[Begin Data entries]

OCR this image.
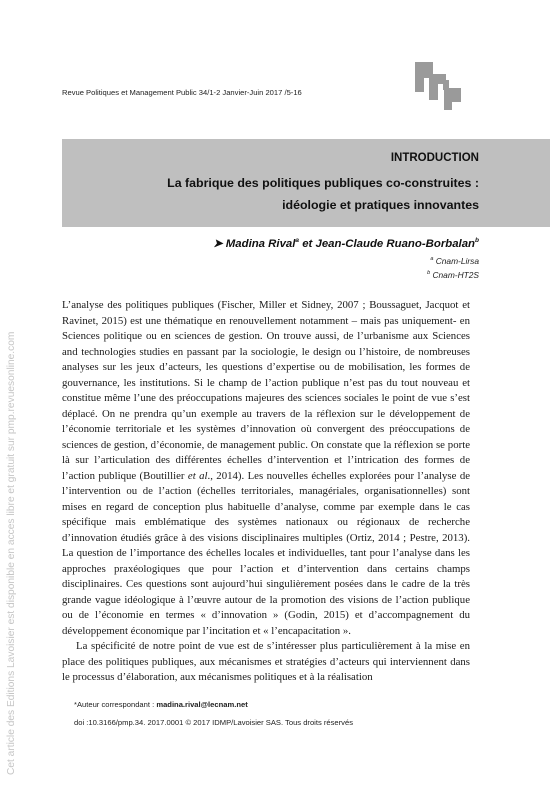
Revue Politiques et Management Public 34/1-2 Janvier-Juin 2017 /5-16
INTRODUCTION
La fabrique des politiques publiques co-construites :
idéologie et pratiques innovantes
➤ Madina Rival$^a$ et Jean-Claude Ruano-Borbalan$^b$
$^a$ Cnam-Lirsa
$^b$ Cnam-HT2S
Cet article des Editions Lavoisier est disponible en acces libre et gratuit sur pmp.revuesonline.com

L’analyse des politiques publiques (Fischer, Miller et Sidney, 2007 ; Boussaguet, Jacquot et Ravinet, 2015) est une thématique en renouvellement notamment – mais pas uniquement- en Sciences politique ou en sciences de gestion. On trouve aussi, de l’urbanisme aux Sciences and technologies studies en passant par la sociologie, le design ou l’histoire, de nombreuses analyses sur les jeux d’acteurs, les questions d’expertise ou de mobilisation, les formes de gouvernance, les institutions. Si le champ de l’action publique n’est pas du tout nouveau et constitue même l’une des préoccupations majeures des sciences sociales le point de vue s’est déplacé. On ne prendra qu’un exemple au travers de la réflexion sur le développement de l’économie territoriale et les systèmes d’innovation où convergent des préoccupations de sciences de gestion, d’économie, de management public. On constate que la réflexion se porte là sur l’articulation des différentes échelles d’intervention et l’intrication des formes de l’action publique (Boutillier et al., 2014). Les nouvelles échelles explorées pour l’analyse de l’intervention ou de l’action (échelles territoriales, managériales, organisationnelles) sont mises en regard de conception plus habituelle d’analyse, comme par exemple dans le cas spécifique mais emblématique des systèmes nationaux ou régionaux de recherche d’innovation étudiés grâce à des visions disciplinaires multiples (Ortiz, 2014 ; Pestre, 2013). La question de l’importance des échelles locales et individuelles, tant pour l’analyse dans les approches praxéologiques que pour l’action et d’intervention dans certains champs disciplinaires. Ces questions sont aujourd’hui singulièrement posées dans le cadre de la très grande vague idéologique à l’œuvre autour de la promotion des visions de l’action publique ou de l’économie en termes « d’innovation » (Godin, 2015) et d’accompagnement du développement économique par l’incitation et « l’encapacitation ».

La spécificité de notre point de vue est de s’intéresser plus particulièrement à la mise en place des politiques publiques, aux mécanismes et stratégies d’acteurs qui interviennent dans le processus d’élaboration, aux mécanismes politiques et à la réalisation

*Auteur correspondant : madina.rival@lecnam.net
doi :10.3166/pmp.34. 2017.0001 © 2017 IDMP/Lavoisier SAS. Tous droits réservés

[End Data entries]

▶ _Work to do_
Transcribe the preceding listing in its entirety and with exact wording, leaving out pictures.

▶ _Final answer_
OCR this image.
Revue Politiques et Management Public 34/1-2 Janvier-Juin 2017 /5-16
INTRODUCTION
La fabrique des politiques publiques co-construites :
idéologie et pratiques innovantes
➤ Madina Rival$^a$ et Jean-Claude Ruano-Borbalan$^b$
$^a$ Cnam-Lirsa
$^b$ Cnam-HT2S
Cet article des Editions Lavoisier est disponible en acces libre et gratuit sur pmp.revuesonline.com

L’analyse des politiques publiques (Fischer, Miller et Sidney, 2007 ; Boussaguet, Jacquot et Ravinet, 2015) est une thématique en renouvellement notamment – mais pas uniquement- en Sciences politique ou en sciences de gestion. On trouve aussi, de l’urbanisme aux Sciences and technologies studies en passant par la sociologie, le design ou l’histoire, de nombreuses analyses sur les jeux d’acteurs, les questions d’expertise ou de mobilisation, les formes de gouvernance, les institutions. Si le champ de l’action publique n’est pas du tout nouveau et constitue même l’une des préoccupations majeures des sciences sociales le point de vue s’est déplacé. On ne prendra qu’un exemple au travers de la réflexion sur le développement de l’économie territoriale et les systèmes d’innovation où convergent des préoccupations de sciences de gestion, d’économie, de management public. On constate que la réflexion se porte là sur l’articulation des différentes échelles d’intervention et l’intrication des formes de l’action publique (Boutillier et al., 2014). Les nouvelles échelles explorées pour l’analyse de l’intervention ou de l’action (échelles territoriales, managériales, organisationnelles) sont mises en regard de conception plus habituelle d’analyse, comme par exemple dans le cas spécifique mais emblématique des systèmes nationaux ou régionaux de recherche d’innovation étudiés grâce à des visions disciplinaires multiples (Ortiz, 2014 ; Pestre, 2013). La question de l’importance des échelles locales et individuelles, tant pour l’analyse dans les approches praxéologiques que pour l’action et d’intervention dans certains champs disciplinaires. Ces questions sont aujourd’hui singulièrement posées dans le cadre de la très grande vague idéologique à l’œuvre autour de la promotion des visions de l’action publique ou de l’économie en termes « d’innovation » (Godin, 2015) et d’accompagnement du développement économique par l’incitation et « l’encapacitation ».

La spécificité de notre point de vue est de s’intéresser plus particulièrement à la mise en place des politiques publiques, aux mécanismes et stratégies d’acteurs qui interviennent dans le processus d’élaboration, aux mécanismes politiques et à la réalisation

*Auteur correspondant : madina.rival@lecnam.net
doi :10.3166/pmp.34. 2017.0001 © 2017 IDMP/Lavoisier SAS. Tous droits réservés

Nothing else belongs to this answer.